====== Exercise material
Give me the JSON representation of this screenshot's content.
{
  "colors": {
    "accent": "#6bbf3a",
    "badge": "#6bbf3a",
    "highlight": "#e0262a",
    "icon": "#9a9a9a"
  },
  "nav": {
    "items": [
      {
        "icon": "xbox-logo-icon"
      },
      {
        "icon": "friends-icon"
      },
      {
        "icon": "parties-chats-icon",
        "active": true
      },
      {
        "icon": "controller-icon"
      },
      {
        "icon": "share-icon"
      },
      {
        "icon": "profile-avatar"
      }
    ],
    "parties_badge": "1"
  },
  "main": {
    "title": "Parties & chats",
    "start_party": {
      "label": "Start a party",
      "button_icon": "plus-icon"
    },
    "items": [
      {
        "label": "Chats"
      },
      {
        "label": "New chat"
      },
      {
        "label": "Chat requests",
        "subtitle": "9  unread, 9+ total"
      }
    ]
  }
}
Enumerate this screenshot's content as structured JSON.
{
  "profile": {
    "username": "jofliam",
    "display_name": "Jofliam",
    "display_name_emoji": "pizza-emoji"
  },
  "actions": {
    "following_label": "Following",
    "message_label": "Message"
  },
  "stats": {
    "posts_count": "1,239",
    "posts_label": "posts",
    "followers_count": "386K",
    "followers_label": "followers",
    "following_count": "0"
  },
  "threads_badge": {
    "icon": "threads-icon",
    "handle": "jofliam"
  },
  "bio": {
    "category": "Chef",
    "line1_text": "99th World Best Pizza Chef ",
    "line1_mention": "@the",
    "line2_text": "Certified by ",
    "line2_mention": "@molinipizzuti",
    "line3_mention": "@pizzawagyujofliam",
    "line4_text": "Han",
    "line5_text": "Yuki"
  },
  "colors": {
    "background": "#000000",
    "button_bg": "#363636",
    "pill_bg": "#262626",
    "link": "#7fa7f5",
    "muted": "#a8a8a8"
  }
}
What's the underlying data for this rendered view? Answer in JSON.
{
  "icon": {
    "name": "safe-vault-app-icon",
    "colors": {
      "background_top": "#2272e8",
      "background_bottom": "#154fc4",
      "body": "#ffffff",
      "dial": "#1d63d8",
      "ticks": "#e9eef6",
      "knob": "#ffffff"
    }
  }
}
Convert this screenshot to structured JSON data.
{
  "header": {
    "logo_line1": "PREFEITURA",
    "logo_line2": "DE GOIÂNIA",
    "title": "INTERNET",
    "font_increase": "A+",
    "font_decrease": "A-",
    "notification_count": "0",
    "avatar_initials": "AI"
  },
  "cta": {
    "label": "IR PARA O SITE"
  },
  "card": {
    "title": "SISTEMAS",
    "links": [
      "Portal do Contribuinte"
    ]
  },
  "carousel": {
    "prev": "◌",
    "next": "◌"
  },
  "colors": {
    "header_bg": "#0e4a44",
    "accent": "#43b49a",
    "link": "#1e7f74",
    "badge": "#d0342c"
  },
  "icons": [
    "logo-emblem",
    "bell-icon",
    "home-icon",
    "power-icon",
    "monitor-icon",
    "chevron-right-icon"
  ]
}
============
What to do:
The records above should be returned exactly.

Final result:
Give me the JSON representation of this screenshot's content.
{
  "colors": {
    "accent": "#6bbf3a",
    "badge": "#6bbf3a",
    "highlight": "#e0262a",
    "icon": "#9a9a9a"
  },
  "nav": {
    "items": [
      {
        "icon": "xbox-logo-icon"
      },
      {
        "icon": "friends-icon"
      },
      {
        "icon": "parties-chats-icon",
        "active": true
      },
      {
        "icon": "controller-icon"
      },
      {
        "icon": "share-icon"
      },
      {
        "icon": "profile-avatar"
      }
    ],
    "parties_badge": "1"
  },
  "main": {
    "title": "Parties & chats",
    "start_party": {
      "label": "Start a party",
      "button_icon": "plus-icon"
    },
    "items": [
      {
        "label": "Chats"
      },
      {
        "label": "New chat"
      },
      {
        "label": "Chat requests",
        "subtitle": "9  unread, 9+ total"
      }
    ]
  }
}
Enumerate this screenshot's content as structured JSON.
{
  "profile": {
    "username": "jofliam",
    "display_name": "Jofliam",
    "display_name_emoji": "pizza-emoji"
  },
  "actions": {
    "following_label": "Following",
    "message_label": "Message"
  },
  "stats": {
    "posts_count": "1,239",
    "posts_label": "posts",
    "followers_count": "386K",
    "followers_label": "followers",
    "following_count": "0"
  },
  "threads_badge": {
    "icon": "threads-icon",
    "handle": "jofliam"
  },
  "bio": {
    "category": "Chef",
    "line1_text": "99th World Best Pizza Chef ",
    "line1_mention": "@the",
    "line2_text": "Certified by ",
    "line2_mention": "@molinipizzuti",
    "line3_mention": "@pizzawagyujofliam",
    "line4_text": "Han",
    "line5_text": "Yuki"
  },
  "colors": {
    "background": "#000000",
    "button_bg": "#363636",
    "pill_bg": "#262626",
    "link": "#7fa7f5",
    "muted": "#a8a8a8"
  }
}
What's the underlying data for this rendered view? Answer in JSON.
{
  "icon": {
    "name": "safe-vault-app-icon",
    "colors": {
      "background_top": "#2272e8",
      "background_bottom": "#154fc4",
      "body": "#ffffff",
      "dial": "#1d63d8",
      "ticks": "#e9eef6",
      "knob": "#ffffff"
    }
  }
}
Convert this screenshot to structured JSON data.
{
  "header": {
    "logo_line1": "PREFEITURA",
    "logo_line2": "DE GOIÂNIA",
    "title": "INTERNET",
    "font_increase": "A+",
    "font_decrease": "A-",
    "notification_count": "0",
    "avatar_initials": "AI"
  },
  "cta": {
    "label": "IR PARA O SITE"
  },
  "card": {
    "title": "SISTEMAS",
    "links": [
      "Portal do Contribuinte"
    ]
  },
  "carousel": {
    "prev": "◌",
    "next": "◌"
  },
  "colors": {
    "header_bg": "#0e4a44",
    "accent": "#43b49a",
    "link": "#1e7f74",
    "badge": "#d0342c"
  },
  "icons": [
    "logo-emblem",
    "bell-icon",
    "home-icon",
    "power-icon",
    "monitor-icon",
    "chevron-right-icon"
  ]
}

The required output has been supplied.